-- START OF Records shown --

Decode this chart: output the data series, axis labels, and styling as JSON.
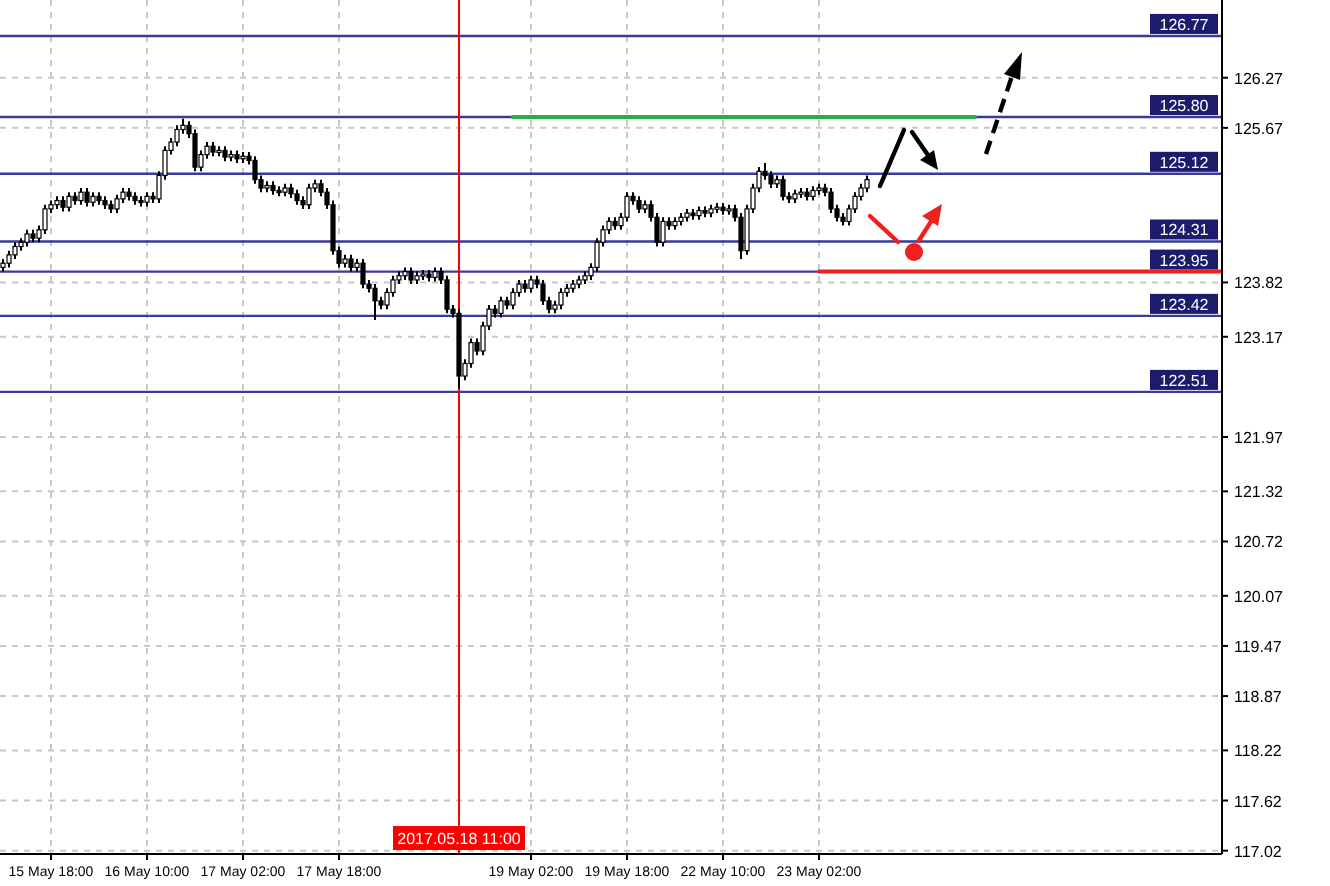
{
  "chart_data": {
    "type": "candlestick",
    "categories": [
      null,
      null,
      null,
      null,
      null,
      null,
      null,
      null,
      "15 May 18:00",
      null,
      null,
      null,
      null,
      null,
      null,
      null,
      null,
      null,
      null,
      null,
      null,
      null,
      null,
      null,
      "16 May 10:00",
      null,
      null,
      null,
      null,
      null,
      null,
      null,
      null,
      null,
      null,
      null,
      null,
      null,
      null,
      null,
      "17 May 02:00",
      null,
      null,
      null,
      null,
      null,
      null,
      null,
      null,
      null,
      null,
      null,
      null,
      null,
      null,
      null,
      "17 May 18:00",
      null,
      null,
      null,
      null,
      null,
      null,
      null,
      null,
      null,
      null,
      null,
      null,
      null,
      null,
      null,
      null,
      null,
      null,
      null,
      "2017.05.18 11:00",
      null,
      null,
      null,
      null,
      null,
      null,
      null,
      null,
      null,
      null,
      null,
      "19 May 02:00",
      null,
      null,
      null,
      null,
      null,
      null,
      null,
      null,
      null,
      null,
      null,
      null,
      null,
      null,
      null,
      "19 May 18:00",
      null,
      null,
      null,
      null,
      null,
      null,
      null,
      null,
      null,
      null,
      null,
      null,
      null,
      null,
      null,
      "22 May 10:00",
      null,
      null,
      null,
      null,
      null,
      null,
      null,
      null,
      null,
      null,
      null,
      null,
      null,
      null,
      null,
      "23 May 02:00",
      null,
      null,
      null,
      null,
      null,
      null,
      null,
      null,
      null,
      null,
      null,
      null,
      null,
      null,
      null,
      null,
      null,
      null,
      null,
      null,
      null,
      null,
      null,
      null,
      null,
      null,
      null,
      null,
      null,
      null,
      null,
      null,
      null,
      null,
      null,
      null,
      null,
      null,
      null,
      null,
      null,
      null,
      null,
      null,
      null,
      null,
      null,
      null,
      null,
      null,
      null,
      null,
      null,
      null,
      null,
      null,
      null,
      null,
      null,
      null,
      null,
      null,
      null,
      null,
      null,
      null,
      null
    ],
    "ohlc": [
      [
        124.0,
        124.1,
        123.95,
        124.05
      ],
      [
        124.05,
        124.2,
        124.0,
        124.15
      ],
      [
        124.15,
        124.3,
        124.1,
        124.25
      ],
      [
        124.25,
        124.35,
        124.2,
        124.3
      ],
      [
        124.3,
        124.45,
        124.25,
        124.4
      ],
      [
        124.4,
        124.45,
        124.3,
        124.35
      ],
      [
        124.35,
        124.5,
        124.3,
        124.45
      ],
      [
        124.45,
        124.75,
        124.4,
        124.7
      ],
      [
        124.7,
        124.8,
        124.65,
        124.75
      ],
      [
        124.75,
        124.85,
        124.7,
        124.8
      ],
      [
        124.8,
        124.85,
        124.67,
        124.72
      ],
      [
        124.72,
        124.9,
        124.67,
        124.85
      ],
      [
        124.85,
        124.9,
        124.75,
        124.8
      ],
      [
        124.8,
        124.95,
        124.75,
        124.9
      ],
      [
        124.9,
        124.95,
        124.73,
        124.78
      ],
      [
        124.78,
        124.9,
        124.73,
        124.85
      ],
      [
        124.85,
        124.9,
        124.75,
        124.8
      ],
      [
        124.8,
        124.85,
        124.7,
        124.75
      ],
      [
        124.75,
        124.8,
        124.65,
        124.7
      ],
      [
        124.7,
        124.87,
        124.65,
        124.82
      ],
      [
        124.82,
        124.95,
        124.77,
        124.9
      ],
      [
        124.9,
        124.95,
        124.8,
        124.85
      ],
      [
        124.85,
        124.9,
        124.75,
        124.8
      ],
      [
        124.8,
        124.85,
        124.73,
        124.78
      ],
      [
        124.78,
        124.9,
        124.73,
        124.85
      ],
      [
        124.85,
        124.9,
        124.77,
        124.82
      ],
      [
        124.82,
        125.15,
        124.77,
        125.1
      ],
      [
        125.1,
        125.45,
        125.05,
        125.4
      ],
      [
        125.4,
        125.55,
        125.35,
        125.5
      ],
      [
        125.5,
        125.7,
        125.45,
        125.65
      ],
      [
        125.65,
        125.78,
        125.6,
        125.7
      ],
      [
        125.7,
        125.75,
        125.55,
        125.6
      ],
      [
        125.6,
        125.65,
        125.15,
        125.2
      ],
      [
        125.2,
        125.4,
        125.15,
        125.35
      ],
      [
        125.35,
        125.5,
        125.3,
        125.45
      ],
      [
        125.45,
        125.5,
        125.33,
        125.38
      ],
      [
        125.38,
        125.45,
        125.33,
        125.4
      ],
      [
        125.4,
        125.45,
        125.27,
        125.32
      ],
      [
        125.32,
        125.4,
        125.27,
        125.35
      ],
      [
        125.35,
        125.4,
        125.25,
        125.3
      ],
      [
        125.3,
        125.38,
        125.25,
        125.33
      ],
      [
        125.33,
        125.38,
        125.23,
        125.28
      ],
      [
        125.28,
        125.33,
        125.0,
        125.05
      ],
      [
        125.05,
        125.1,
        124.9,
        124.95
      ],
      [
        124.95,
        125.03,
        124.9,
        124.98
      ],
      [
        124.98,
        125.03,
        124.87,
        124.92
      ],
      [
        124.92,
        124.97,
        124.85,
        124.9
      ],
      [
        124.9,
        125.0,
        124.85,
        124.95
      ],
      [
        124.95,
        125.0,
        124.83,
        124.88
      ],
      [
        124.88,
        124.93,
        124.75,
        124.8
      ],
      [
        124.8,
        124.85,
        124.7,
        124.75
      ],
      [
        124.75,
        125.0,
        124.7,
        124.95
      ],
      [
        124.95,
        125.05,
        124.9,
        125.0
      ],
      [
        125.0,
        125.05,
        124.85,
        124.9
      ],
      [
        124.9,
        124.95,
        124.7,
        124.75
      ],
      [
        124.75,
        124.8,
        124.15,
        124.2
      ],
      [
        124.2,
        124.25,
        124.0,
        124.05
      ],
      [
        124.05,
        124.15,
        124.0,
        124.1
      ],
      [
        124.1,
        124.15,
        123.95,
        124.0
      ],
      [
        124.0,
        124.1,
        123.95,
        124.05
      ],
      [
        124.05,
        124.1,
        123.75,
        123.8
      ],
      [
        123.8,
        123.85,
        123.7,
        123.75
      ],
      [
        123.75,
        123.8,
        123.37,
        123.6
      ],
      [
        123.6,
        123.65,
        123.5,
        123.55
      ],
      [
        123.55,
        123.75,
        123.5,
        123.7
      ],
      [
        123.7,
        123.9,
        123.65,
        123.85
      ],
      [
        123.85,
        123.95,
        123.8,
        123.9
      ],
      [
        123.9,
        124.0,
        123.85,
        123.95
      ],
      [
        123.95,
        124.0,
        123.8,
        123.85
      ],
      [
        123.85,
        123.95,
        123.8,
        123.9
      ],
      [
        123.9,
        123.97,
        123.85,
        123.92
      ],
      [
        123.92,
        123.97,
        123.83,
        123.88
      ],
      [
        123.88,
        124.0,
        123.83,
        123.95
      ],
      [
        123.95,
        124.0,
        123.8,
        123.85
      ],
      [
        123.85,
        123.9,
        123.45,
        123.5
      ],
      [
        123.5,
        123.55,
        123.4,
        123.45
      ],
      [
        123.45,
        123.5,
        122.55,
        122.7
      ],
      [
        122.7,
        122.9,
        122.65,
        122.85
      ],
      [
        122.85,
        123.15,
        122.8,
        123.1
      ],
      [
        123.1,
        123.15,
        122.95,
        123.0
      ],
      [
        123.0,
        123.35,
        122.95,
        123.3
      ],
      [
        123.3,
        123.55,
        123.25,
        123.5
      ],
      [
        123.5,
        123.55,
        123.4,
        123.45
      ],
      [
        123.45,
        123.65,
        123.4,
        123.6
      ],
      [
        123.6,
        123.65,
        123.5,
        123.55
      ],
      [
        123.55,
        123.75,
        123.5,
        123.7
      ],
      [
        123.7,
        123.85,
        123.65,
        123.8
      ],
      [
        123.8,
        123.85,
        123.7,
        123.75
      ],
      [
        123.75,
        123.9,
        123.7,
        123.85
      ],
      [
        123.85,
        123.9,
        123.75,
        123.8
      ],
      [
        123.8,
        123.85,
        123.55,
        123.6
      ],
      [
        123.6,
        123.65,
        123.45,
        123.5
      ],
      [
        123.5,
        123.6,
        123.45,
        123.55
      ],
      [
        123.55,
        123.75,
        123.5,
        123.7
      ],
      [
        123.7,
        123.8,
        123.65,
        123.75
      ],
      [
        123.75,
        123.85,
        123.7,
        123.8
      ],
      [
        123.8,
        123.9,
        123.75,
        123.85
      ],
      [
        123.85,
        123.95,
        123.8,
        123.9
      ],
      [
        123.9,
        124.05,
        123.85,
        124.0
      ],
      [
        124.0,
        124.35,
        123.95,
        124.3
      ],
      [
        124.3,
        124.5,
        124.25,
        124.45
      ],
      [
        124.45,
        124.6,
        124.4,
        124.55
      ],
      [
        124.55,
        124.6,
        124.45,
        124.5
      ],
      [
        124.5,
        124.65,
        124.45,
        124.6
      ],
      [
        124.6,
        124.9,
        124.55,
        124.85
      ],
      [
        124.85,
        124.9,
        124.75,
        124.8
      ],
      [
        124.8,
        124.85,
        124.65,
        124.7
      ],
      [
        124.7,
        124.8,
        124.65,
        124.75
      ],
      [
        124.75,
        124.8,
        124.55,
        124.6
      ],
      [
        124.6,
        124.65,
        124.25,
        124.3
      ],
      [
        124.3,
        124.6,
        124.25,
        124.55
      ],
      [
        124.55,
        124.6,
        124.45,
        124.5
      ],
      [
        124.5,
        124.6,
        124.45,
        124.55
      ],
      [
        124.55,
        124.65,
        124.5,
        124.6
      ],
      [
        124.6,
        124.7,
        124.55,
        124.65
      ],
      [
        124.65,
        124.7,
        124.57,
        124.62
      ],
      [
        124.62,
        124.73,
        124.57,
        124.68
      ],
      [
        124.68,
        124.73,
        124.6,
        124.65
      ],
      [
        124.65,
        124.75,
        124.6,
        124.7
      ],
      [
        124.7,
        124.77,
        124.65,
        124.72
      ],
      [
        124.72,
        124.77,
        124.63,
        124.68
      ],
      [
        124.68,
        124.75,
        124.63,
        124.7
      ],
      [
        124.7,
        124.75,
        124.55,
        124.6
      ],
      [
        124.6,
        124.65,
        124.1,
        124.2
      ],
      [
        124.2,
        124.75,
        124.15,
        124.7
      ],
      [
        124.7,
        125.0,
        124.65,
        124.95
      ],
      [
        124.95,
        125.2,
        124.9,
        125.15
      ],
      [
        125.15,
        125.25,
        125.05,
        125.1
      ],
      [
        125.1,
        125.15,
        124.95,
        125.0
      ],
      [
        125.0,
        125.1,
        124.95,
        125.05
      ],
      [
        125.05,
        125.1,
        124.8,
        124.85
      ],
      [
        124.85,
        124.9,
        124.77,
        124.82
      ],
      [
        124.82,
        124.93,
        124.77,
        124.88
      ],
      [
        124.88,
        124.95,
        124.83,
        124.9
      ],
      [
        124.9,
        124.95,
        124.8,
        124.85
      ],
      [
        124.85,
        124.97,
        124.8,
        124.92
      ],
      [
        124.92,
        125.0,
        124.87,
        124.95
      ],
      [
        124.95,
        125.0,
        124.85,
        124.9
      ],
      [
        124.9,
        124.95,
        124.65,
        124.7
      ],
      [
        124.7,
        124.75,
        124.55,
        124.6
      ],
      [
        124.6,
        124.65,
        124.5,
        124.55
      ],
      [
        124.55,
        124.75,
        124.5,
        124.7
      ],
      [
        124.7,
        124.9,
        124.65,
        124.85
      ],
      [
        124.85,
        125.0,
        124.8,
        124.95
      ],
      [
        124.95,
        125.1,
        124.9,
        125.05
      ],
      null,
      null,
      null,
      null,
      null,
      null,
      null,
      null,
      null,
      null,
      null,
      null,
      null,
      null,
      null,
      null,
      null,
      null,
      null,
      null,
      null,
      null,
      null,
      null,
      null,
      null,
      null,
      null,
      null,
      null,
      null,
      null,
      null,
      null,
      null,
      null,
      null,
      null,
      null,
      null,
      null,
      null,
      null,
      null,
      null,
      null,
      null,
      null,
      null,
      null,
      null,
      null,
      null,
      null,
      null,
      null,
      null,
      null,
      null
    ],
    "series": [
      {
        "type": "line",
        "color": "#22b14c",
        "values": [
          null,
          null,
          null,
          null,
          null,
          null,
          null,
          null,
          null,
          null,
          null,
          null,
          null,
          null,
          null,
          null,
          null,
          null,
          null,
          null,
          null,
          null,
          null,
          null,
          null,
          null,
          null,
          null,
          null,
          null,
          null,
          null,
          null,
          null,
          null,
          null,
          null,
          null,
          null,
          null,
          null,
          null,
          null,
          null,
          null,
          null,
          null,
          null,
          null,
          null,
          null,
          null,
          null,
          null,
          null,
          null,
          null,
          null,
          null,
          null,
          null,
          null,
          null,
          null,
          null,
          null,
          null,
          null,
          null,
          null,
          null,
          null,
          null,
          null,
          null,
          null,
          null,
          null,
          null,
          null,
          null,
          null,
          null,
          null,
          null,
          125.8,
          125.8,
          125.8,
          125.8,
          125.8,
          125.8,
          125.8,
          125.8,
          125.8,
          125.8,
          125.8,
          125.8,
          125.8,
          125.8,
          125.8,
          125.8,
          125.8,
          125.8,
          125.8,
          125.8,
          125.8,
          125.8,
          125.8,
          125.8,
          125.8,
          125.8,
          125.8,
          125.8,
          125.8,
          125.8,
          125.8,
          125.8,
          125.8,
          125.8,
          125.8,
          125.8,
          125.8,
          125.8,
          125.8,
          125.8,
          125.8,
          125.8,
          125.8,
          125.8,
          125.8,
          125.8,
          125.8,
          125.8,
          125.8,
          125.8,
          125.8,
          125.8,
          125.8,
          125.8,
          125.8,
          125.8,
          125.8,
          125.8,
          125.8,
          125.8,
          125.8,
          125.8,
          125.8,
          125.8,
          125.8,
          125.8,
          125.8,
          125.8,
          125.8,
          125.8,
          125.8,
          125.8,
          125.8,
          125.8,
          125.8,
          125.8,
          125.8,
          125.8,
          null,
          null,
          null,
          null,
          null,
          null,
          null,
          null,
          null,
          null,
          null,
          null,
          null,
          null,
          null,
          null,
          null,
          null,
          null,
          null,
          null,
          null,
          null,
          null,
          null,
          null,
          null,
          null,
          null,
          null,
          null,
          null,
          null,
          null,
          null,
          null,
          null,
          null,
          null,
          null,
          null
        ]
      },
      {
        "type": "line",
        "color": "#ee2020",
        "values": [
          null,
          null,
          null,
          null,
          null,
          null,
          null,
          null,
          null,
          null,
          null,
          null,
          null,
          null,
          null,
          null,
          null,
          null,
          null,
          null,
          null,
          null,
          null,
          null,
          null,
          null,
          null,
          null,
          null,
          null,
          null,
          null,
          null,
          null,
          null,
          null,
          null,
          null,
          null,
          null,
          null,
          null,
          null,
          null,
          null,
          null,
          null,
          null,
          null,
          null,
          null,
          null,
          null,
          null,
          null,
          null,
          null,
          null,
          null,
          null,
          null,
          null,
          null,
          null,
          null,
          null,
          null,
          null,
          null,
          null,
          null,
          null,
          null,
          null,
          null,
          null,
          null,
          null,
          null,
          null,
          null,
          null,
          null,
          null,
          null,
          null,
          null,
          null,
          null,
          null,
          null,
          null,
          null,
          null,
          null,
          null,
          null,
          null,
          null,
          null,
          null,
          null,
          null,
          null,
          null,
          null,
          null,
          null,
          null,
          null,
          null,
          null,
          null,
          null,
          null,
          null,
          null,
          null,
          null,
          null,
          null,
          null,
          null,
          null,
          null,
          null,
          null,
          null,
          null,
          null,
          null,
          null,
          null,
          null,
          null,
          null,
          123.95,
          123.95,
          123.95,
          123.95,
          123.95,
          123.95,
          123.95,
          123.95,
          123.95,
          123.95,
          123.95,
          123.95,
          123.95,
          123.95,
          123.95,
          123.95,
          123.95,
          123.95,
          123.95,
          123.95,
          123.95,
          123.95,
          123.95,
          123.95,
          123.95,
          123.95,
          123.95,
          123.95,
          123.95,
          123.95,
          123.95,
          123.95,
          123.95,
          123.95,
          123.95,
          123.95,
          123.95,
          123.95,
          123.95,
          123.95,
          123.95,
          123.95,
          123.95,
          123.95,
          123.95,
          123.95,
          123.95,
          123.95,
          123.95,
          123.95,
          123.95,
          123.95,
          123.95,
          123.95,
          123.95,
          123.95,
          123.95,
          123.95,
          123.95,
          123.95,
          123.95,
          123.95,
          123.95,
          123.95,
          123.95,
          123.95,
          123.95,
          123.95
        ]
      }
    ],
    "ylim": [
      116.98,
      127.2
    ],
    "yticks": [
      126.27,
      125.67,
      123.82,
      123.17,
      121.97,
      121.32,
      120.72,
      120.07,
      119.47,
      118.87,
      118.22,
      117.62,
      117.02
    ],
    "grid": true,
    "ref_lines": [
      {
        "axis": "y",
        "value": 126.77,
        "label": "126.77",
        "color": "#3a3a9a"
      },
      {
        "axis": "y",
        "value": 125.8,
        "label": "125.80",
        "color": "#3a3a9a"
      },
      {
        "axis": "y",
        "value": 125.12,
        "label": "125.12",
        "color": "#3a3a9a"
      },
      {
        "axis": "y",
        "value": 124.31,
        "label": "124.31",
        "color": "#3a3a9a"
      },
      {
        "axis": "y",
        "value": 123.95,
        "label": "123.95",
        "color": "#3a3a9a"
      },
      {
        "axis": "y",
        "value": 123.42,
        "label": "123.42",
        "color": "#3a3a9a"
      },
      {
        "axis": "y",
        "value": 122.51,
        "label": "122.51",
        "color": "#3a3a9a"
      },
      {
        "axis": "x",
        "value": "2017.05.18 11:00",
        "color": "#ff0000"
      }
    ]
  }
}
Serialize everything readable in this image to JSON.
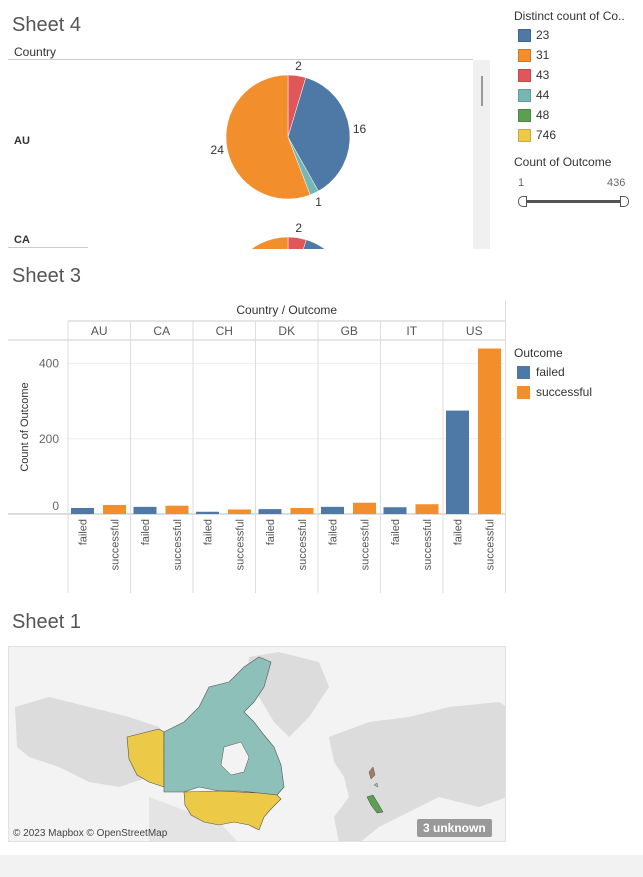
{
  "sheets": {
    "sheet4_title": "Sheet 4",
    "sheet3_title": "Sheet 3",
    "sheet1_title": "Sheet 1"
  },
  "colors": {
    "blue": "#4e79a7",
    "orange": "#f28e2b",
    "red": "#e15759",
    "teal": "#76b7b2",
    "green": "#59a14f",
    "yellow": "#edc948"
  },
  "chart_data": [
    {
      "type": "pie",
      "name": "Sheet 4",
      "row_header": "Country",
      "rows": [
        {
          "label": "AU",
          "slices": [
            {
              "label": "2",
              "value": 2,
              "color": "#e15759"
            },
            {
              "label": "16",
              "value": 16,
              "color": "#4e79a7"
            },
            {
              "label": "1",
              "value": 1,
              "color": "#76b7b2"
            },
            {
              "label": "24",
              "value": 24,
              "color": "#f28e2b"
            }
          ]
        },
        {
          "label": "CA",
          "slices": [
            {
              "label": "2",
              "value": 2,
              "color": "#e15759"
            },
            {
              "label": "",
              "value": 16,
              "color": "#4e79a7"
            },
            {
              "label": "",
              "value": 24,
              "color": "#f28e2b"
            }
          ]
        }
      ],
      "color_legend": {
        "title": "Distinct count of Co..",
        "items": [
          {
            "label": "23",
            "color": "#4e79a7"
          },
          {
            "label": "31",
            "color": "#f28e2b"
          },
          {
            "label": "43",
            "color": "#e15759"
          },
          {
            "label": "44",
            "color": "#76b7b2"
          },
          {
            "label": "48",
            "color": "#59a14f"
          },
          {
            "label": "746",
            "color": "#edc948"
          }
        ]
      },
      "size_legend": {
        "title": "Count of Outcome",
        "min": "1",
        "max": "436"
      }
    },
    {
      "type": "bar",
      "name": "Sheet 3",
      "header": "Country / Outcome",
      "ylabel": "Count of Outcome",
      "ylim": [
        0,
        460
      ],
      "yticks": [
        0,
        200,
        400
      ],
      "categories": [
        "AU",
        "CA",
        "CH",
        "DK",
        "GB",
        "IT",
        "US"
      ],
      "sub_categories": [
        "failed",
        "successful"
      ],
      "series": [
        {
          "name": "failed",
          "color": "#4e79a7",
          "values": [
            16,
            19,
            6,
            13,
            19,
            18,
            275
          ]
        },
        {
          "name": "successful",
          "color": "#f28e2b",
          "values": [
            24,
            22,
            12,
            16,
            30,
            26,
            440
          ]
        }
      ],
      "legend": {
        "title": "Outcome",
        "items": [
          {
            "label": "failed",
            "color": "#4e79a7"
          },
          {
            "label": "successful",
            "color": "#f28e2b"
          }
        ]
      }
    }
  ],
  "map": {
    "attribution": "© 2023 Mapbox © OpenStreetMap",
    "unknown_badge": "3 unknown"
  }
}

-- END OF Records shown --

From the listing above, return each line with the word "successful".

* Task output:
        "successful"
          "name": "successful",
            "label": "successful",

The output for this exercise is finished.